- **Text section**
Also that it's fine to be sad when things change but 'better the devil you know' is not a motto to live by.

You are a wonderful mother, a thoughtful and resilient woman & you are far -far- from silly.
Enjoy your new telly, have a lovely meal with your fabulous girls and, most importantly, happy birthday! Thanks Thanks

OhTiger · 14/06/2013 17:25

Don't make me cry bursar!

I've told them. I kind of had to as we were supposed to be going out for dinner. I said I wasn't happy with some stuff he said and did, and he probably wouldn't be my boyfriend anymore. Dd1 gave me a massive hug, grinned her face off and said she didn't mind at all, as he was an angry person. I never thought of him as that at all, quite the opposite

OP posts:
OhTiger · 14/06/2013 17:27

Phone!
DD2 shrugged and said she didn't mind one bit, and smiled and hugged me.

NOW I can enjoy my birthday and buy a lovely bottle of wine on my way home

RELIEF!

OP posts:
BOF · 14/06/2013 17:35

YAY! Good for you, bloody well done Grin

Happy birthday x

Jux · 14/06/2013 17:41

Hurray! What lovely children you have Smile

Happy, happy, happy birthday!

AnyFucker · 14/06/2013 17:44

Yay, what a tight little team you are with your girls

He really was an interloper wasn't he, and one found very ranting indeed

OnTheBottomWithAWomansWeekly · 14/06/2013 17:45

Isn't it amazing how children sometimes just ?!

DD (16) met someone I've known for years (and not liked) recently.

She spent 30 mins in that person's company, and in the car on the way home told me that she didn't like X, X was a very cold person who had looked her up and down in a very judging way.

Exactly the reasons I don't like X - but took me about 10 years to articulate it to myself!

Darkesteyes · 14/06/2013 17:46

Saw this thread last night but didnt comment. Bloody well done to you OP. Saw the clues in yr first post that it was a sexless relationship waiting to happen.
And the shouting at your DC!

Have a Happy Happy Birthday from another Gemini.

OhTiger · 14/06/2013 17:50

I do wish they'd told me before. That bothers me.

They know they are number one for me, I've always said so. I'll find out why they didn't say. I always need them to say.

- **Raw data**
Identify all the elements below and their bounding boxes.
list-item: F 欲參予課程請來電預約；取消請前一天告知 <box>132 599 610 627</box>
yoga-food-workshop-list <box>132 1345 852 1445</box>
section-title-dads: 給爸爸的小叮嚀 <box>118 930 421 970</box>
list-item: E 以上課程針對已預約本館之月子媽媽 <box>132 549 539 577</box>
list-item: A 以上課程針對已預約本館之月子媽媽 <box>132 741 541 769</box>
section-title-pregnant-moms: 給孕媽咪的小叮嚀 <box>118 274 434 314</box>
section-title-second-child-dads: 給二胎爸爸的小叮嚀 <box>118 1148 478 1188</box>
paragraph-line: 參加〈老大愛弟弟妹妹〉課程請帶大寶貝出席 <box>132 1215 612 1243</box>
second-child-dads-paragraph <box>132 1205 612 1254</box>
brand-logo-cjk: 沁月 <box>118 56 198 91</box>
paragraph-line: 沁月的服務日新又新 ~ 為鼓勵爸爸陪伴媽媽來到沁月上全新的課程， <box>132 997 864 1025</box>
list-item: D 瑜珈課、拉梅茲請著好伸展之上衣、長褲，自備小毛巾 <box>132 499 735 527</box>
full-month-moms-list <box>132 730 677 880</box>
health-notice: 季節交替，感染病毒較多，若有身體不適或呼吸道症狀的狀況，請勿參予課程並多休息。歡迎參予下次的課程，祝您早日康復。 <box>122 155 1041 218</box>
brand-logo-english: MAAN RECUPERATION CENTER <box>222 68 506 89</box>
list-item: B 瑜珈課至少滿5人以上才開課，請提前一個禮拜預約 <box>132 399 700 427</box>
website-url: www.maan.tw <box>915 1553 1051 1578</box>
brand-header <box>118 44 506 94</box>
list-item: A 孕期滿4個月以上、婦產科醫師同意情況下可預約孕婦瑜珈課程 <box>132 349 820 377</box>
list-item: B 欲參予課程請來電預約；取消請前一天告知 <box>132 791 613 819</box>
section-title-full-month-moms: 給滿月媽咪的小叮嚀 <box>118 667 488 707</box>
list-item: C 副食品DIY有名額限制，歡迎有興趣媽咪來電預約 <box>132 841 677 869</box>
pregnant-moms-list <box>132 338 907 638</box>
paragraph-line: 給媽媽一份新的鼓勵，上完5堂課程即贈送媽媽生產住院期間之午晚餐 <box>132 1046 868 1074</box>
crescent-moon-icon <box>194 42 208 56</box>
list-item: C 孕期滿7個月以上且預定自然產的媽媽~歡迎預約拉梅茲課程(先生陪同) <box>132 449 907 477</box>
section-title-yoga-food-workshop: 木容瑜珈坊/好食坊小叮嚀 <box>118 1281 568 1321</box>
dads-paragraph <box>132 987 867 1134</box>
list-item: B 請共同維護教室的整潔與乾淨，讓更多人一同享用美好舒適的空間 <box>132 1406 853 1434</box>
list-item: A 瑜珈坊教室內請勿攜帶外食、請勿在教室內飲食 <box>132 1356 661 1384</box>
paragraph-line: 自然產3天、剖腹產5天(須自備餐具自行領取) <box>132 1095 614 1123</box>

- **Goal of the exercise**
In the forum thread, what reason did Dd1 give for not minding that the boyfriend would no longer be around? The listing has no connection to the forum thread.

- **Answer space**
Dd1 said he was an angry person.